A faithful repeat of all the records, with no image kept, is the required answer.

**PROVIDED RECORDS:**

========================

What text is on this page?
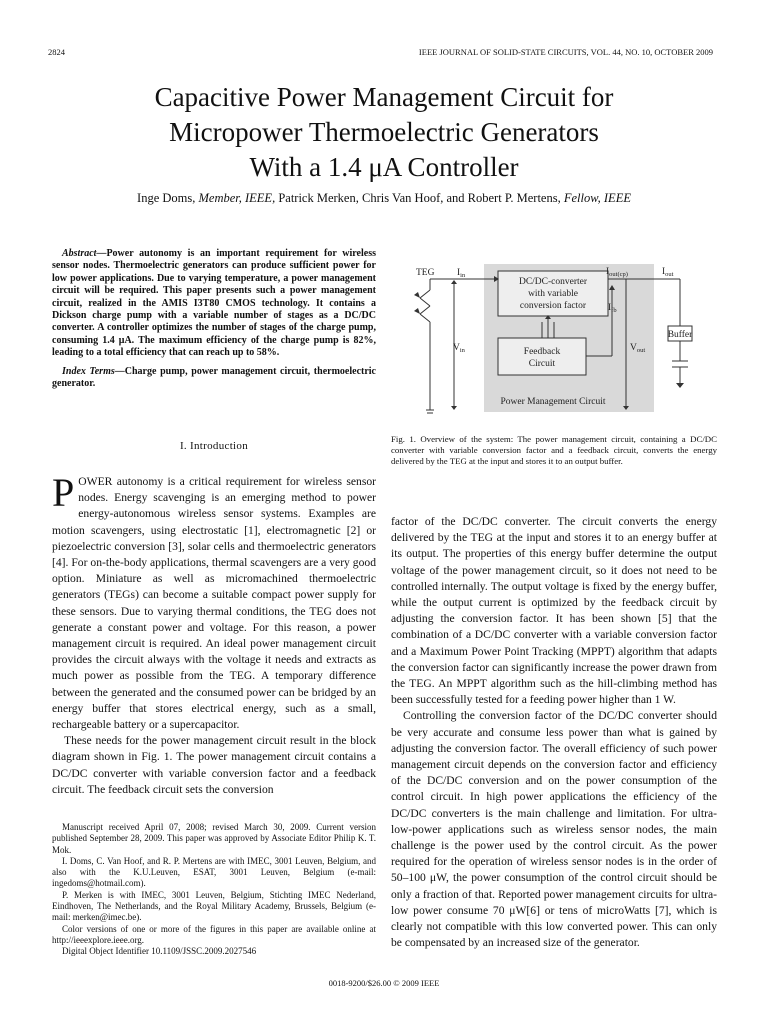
2824	IEEE JOURNAL OF SOLID-STATE CIRCUITS, VOL. 44, NO. 10, OCTOBER 2009
Capacitive Power Management Circuit for
Micropower Thermoelectric Generators
With a 1.4 μA Controller
Inge Doms, Member, IEEE, Patrick Merken, Chris Van Hoof, and Robert P. Mertens, Fellow, IEEE

Abstract—Power autonomy is an important requirement for wireless sensor nodes. Thermoelectric generators can produce sufficient power for low power applications. Due to varying temperature, a power management circuit will be required. This paper presents such a power management circuit, realized in the AMIS I3T80 CMOS technology. It contains a Dickson charge pump with a variable number of stages as a DC/DC converter. A controller optimizes the number of stages of the charge pump, consuming 1.4 μA. The maximum efficiency of the charge pump is 82%, leading to a total efficiency that can reach up to 58%.

Index Terms—Charge pump, power management circuit, thermoelectric generator.

I. Introduction

POWER autonomy is a critical requirement for wireless sensor nodes. Energy scavenging is an emerging method to power energy-autonomous wireless sensor systems. Examples are motion scavengers, using electrostatic [1], electromagnetic [2] or piezoelectric conversion [3], solar cells and thermoelectric generators [4]. For on-the-body applications, thermal scavengers are a very good option. Miniature as well as micromachined thermoelectric generators (TEGs) can become a suitable compact power supply for these sensors. Due to varying thermal conditions, the TEG does not generate a constant power and voltage. For this reason, a power management circuit is required. An ideal power management circuit provides the circuit always with the voltage it needs and extracts as much power as possible from the TEG. A temporary difference between the generated and the consumed power can be bridged by an energy buffer that stores electrical energy, such as a small, rechargeable battery or a supercapacitor.

These needs for the power management circuit result in the block diagram shown in Fig. 1. The power management circuit contains a DC/DC converter with variable conversion factor and a feedback circuit. The feedback circuit sets the conversion

Manuscript received April 07, 2008; revised March 30, 2009. Current version published September 28, 2009. This paper was approved by Associate Editor Philip K. T. Mok.

I. Doms, C. Van Hoof, and R. P. Mertens are with IMEC, 3001 Leuven, Belgium, and also with the K.U.Leuven, ESAT, 3001 Leuven, Belgium (e-mail: ingedoms@hotmail.com).

P. Merken is with IMEC, 3001 Leuven, Belgium, Stichting IMEC Nederland, Eindhoven, The Netherlands, and the Royal Military Academy, Brussels, Belgium (e-mail: merken@imec.be).

Color versions of one or more of the figures in this paper are available online at http://ieeexplore.ieee.org.

Digital Object Identifier 10.1109/JSSC.2009.2027546

DC/DC-converter
with variable
conversion factor
Feedback
Circuit
Power Management Circuit
TEG $I_{in}$
$V_{in}$
$I_{out(cp)}$	$I_{out}$
$I_{fb}$
$V_{out}$
Buffer
Fig. 1. Overview of the system: The power management circuit, containing a DC/DC converter with variable conversion factor and a feedback circuit, converts the energy delivered by the TEG at the input and stores it to an output buffer.

factor of the DC/DC converter. The circuit converts the energy delivered by the TEG at the input and stores it to an energy buffer at its output. The properties of this energy buffer determine the output voltage of the power management circuit, so it does not need to be controlled internally. The output voltage is fixed by the energy buffer, while the output current is optimized by the feedback circuit by adjusting the conversion factor. It has been shown [5] that the combination of a DC/DC converter with a variable conversion factor and a Maximum Power Point Tracking (MPPT) algorithm that adapts the conversion factor can significantly increase the power drawn from the TEG. An MPPT algorithm such as the hill-climbing method has been successfully tested for a feeding power higher than 1 W.

Controlling the conversion factor of the DC/DC converter should be very accurate and consume less power than what is gained by adjusting the conversion factor. The overall efficiency of such power management circuit depends on the conversion factor and efficiency of the DC/DC conversion and on the power consumption of the control circuit. In high power applications the efficiency of the DC/DC converters is the main challenge and limitation. For ultra-low-power applications such as wireless sensor nodes, the main challenge is the power used by the control circuit. As the power required for the operation of wireless sensor nodes is in the order of 50–100 μW, the power consumption of the control circuit should be only a fraction of that. Reported power management circuits for ultra-low power consume 70 μW[6] or tens of microWatts [7], which is clearly not compatible with this low converted power. This can only be compensated by an increased size of the generator.

0018-9200/$26.00 © 2009 IEEE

========================

**RESPONSE BELOW:**
What text is on this page?
2824	IEEE JOURNAL OF SOLID-STATE CIRCUITS, VOL. 44, NO. 10, OCTOBER 2009
Capacitive Power Management Circuit for
Micropower Thermoelectric Generators
With a 1.4 μA Controller
Inge Doms, Member, IEEE, Patrick Merken, Chris Van Hoof, and Robert P. Mertens, Fellow, IEEE

Abstract—Power autonomy is an important requirement for wireless sensor nodes. Thermoelectric generators can produce sufficient power for low power applications. Due to varying temperature, a power management circuit will be required. This paper presents such a power management circuit, realized in the AMIS I3T80 CMOS technology. It contains a Dickson charge pump with a variable number of stages as a DC/DC converter. A controller optimizes the number of stages of the charge pump, consuming 1.4 μA. The maximum efficiency of the charge pump is 82%, leading to a total efficiency that can reach up to 58%.

Index Terms—Charge pump, power management circuit, thermoelectric generator.

I. Introduction

POWER autonomy is a critical requirement for wireless sensor nodes. Energy scavenging is an emerging method to power energy-autonomous wireless sensor systems. Examples are motion scavengers, using electrostatic [1], electromagnetic [2] or piezoelectric conversion [3], solar cells and thermoelectric generators [4]. For on-the-body applications, thermal scavengers are a very good option. Miniature as well as micromachined thermoelectric generators (TEGs) can become a suitable compact power supply for these sensors. Due to varying thermal conditions, the TEG does not generate a constant power and voltage. For this reason, a power management circuit is required. An ideal power management circuit provides the circuit always with the voltage it needs and extracts as much power as possible from the TEG. A temporary difference between the generated and the consumed power can be bridged by an energy buffer that stores electrical energy, such as a small, rechargeable battery or a supercapacitor.

These needs for the power management circuit result in the block diagram shown in Fig. 1. The power management circuit contains a DC/DC converter with variable conversion factor and a feedback circuit. The feedback circuit sets the conversion

Manuscript received April 07, 2008; revised March 30, 2009. Current version published September 28, 2009. This paper was approved by Associate Editor Philip K. T. Mok.

I. Doms, C. Van Hoof, and R. P. Mertens are with IMEC, 3001 Leuven, Belgium, and also with the K.U.Leuven, ESAT, 3001 Leuven, Belgium (e-mail: ingedoms@hotmail.com).

P. Merken is with IMEC, 3001 Leuven, Belgium, Stichting IMEC Nederland, Eindhoven, The Netherlands, and the Royal Military Academy, Brussels, Belgium (e-mail: merken@imec.be).

Color versions of one or more of the figures in this paper are available online at http://ieeexplore.ieee.org.

Digital Object Identifier 10.1109/JSSC.2009.2027546

DC/DC-converter
with variable
conversion factor
Feedback
Circuit
Power Management Circuit
TEG $I_{in}$
$V_{in}$
$I_{out(cp)}$	$I_{out}$
$I_{fb}$
$V_{out}$
Buffer
Fig. 1. Overview of the system: The power management circuit, containing a DC/DC converter with variable conversion factor and a feedback circuit, converts the energy delivered by the TEG at the input and stores it to an output buffer.

factor of the DC/DC converter. The circuit converts the energy delivered by the TEG at the input and stores it to an energy buffer at its output. The properties of this energy buffer determine the output voltage of the power management circuit, so it does not need to be controlled internally. The output voltage is fixed by the energy buffer, while the output current is optimized by the feedback circuit by adjusting the conversion factor. It has been shown [5] that the combination of a DC/DC converter with a variable conversion factor and a Maximum Power Point Tracking (MPPT) algorithm that adapts the conversion factor can significantly increase the power drawn from the TEG. An MPPT algorithm such as the hill-climbing method has been successfully tested for a feeding power higher than 1 W.

Controlling the conversion factor of the DC/DC converter should be very accurate and consume less power than what is gained by adjusting the conversion factor. The overall efficiency of such power management circuit depends on the conversion factor and efficiency of the DC/DC conversion and on the power consumption of the control circuit. In high power applications the efficiency of the DC/DC converters is the main challenge and limitation. For ultra-low-power applications such as wireless sensor nodes, the main challenge is the power used by the control circuit. As the power required for the operation of wireless sensor nodes is in the order of 50–100 μW, the power consumption of the control circuit should be only a fraction of that. Reported power management circuits for ultra-low power consume 70 μW[6] or tens of microWatts [7], which is clearly not compatible with this low converted power. This can only be compensated by an increased size of the generator.

0018-9200/$26.00 © 2009 IEEE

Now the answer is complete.